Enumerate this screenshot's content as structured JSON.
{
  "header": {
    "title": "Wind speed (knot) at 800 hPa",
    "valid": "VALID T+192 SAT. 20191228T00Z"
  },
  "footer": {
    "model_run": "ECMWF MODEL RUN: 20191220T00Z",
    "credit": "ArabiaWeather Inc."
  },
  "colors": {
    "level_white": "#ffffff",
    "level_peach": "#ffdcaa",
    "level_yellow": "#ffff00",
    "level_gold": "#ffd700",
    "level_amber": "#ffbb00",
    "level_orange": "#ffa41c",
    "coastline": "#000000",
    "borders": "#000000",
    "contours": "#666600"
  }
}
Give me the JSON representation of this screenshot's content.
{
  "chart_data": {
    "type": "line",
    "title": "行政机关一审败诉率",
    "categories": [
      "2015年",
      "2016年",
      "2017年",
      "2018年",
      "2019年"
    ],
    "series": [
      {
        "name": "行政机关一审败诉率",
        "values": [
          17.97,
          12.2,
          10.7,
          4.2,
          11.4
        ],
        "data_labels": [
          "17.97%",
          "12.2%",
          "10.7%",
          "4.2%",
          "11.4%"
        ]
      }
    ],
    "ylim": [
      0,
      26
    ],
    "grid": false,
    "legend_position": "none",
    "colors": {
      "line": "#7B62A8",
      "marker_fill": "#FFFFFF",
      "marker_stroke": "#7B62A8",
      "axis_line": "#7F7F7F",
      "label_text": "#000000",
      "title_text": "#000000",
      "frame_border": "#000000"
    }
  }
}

■ WORK TO BE COMPLETED:
Which lines hold the word "JSON"? Copy all of them.

■ EXERCISE RESPONSE:
Enumerate this screenshot's content as structured JSON.
Give me the JSON representation of this screenshot's content.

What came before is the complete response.